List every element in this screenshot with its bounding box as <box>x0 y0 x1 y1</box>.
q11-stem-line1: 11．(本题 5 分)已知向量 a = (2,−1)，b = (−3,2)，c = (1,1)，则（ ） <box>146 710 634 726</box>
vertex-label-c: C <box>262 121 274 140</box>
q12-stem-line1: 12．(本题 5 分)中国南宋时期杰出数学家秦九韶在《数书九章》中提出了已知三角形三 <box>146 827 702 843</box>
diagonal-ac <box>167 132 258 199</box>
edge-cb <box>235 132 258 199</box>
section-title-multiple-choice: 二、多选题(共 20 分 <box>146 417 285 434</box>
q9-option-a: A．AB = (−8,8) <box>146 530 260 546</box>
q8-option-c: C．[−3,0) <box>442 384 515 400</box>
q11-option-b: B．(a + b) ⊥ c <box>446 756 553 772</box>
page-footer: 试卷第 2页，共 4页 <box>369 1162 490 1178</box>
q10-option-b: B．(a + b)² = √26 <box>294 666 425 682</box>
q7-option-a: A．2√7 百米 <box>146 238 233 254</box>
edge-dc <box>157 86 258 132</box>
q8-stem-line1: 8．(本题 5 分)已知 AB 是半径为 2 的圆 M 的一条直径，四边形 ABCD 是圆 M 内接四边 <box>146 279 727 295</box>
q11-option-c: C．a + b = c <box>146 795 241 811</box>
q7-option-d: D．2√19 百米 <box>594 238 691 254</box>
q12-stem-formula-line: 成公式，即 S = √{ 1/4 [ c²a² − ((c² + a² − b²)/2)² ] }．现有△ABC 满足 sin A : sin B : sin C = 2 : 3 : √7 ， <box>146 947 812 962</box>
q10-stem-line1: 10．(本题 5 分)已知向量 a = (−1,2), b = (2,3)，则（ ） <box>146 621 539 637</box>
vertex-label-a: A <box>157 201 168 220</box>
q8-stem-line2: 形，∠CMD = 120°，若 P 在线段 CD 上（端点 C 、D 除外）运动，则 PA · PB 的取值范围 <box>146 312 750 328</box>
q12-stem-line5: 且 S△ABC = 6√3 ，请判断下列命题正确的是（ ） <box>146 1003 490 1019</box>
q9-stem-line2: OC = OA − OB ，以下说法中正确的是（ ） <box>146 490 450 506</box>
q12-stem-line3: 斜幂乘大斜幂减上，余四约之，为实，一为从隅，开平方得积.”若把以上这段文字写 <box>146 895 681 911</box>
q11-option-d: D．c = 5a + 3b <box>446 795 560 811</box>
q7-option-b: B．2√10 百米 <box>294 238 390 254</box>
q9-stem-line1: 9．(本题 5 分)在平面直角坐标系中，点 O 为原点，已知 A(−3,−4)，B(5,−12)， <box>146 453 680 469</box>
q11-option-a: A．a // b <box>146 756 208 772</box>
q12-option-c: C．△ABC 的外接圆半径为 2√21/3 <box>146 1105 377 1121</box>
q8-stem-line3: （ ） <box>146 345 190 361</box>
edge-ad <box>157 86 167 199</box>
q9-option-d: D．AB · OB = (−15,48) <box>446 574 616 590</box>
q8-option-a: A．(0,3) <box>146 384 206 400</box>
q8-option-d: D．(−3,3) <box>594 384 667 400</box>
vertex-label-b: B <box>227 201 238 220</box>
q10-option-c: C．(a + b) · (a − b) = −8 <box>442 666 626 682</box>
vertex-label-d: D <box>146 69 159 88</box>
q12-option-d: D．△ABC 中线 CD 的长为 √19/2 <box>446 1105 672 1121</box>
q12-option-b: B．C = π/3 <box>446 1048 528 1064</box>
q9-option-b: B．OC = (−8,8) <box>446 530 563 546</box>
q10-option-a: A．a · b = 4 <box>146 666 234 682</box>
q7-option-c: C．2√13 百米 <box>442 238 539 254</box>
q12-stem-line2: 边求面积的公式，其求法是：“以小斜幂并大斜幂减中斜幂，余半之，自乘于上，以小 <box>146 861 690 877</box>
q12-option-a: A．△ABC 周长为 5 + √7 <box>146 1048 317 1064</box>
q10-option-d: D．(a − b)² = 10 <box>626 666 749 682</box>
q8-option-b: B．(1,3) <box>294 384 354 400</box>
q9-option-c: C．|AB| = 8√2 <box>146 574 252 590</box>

....

▶ **TASK TO CARRY OUT**
Retype every line of the records above without changing anything.

▶ **CORRECT RESULT**
List every element in this screenshot with its bounding box as <box>x0 y0 x1 y1</box>.
q11-stem-line1: 11．(本题 5 分)已知向量 a = (2,−1)，b = (−3,2)，c = (1,1)，则（ ） <box>146 710 634 726</box>
vertex-label-c: C <box>262 121 274 140</box>
q12-stem-line1: 12．(本题 5 分)中国南宋时期杰出数学家秦九韶在《数书九章》中提出了已知三角形三 <box>146 827 702 843</box>
diagonal-ac <box>167 132 258 199</box>
edge-cb <box>235 132 258 199</box>
section-title-multiple-choice: 二、多选题(共 20 分 <box>146 417 285 434</box>
q9-option-a: A．AB = (−8,8) <box>146 530 260 546</box>
q8-option-c: C．[−3,0) <box>442 384 515 400</box>
q11-option-b: B．(a + b) ⊥ c <box>446 756 553 772</box>
page-footer: 试卷第 2页，共 4页 <box>369 1162 490 1178</box>
q10-option-b: B．(a + b)² = √26 <box>294 666 425 682</box>
q7-option-a: A．2√7 百米 <box>146 238 233 254</box>
edge-dc <box>157 86 258 132</box>
q8-stem-line1: 8．(本题 5 分)已知 AB 是半径为 2 的圆 M 的一条直径，四边形 ABCD 是圆 M 内接四边 <box>146 279 727 295</box>
q11-option-c: C．a + b = c <box>146 795 241 811</box>
q7-option-d: D．2√19 百米 <box>594 238 691 254</box>
q12-stem-formula-line: 成公式，即 S = √{ 1/4 [ c²a² − ((c² + a² − b²)/2)² ] }．现有△ABC 满足 sin A : sin B : sin C = 2 : 3 : √7 ， <box>146 947 812 962</box>
q10-stem-line1: 10．(本题 5 分)已知向量 a = (−1,2), b = (2,3)，则（ ） <box>146 621 539 637</box>
vertex-label-a: A <box>157 201 168 220</box>
q8-stem-line2: 形，∠CMD = 120°，若 P 在线段 CD 上（端点 C 、D 除外）运动，则 PA · PB 的取值范围 <box>146 312 750 328</box>
q12-stem-line5: 且 S△ABC = 6√3 ，请判断下列命题正确的是（ ） <box>146 1003 490 1019</box>
q9-stem-line2: OC = OA − OB ，以下说法中正确的是（ ） <box>146 490 450 506</box>
q12-stem-line3: 斜幂乘大斜幂减上，余四约之，为实，一为从隅，开平方得积.”若把以上这段文字写 <box>146 895 681 911</box>
q11-option-d: D．c = 5a + 3b <box>446 795 560 811</box>
q7-option-b: B．2√10 百米 <box>294 238 390 254</box>
q9-stem-line1: 9．(本题 5 分)在平面直角坐标系中，点 O 为原点，已知 A(−3,−4)，B(5,−12)， <box>146 453 680 469</box>
q11-option-a: A．a // b <box>146 756 208 772</box>
q12-option-c: C．△ABC 的外接圆半径为 2√21/3 <box>146 1105 377 1121</box>
q8-stem-line3: （ ） <box>146 345 190 361</box>
edge-ad <box>157 86 167 199</box>
q9-option-d: D．AB · OB = (−15,48) <box>446 574 616 590</box>
q8-option-a: A．(0,3) <box>146 384 206 400</box>
q8-option-d: D．(−3,3) <box>594 384 667 400</box>
vertex-label-b: B <box>227 201 238 220</box>
q10-option-c: C．(a + b) · (a − b) = −8 <box>442 666 626 682</box>
vertex-label-d: D <box>146 69 159 88</box>
q12-option-d: D．△ABC 中线 CD 的长为 √19/2 <box>446 1105 672 1121</box>
q12-option-b: B．C = π/3 <box>446 1048 528 1064</box>
q9-option-b: B．OC = (−8,8) <box>446 530 563 546</box>
q10-option-a: A．a · b = 4 <box>146 666 234 682</box>
q7-option-c: C．2√13 百米 <box>442 238 539 254</box>
q12-stem-line2: 边求面积的公式，其求法是：“以小斜幂并大斜幂减中斜幂，余半之，自乘于上，以小 <box>146 861 690 877</box>
q12-option-a: A．△ABC 周长为 5 + √7 <box>146 1048 317 1064</box>
q10-option-d: D．(a − b)² = 10 <box>626 666 749 682</box>
q8-option-b: B．(1,3) <box>294 384 354 400</box>
q9-option-c: C．|AB| = 8√2 <box>146 574 252 590</box>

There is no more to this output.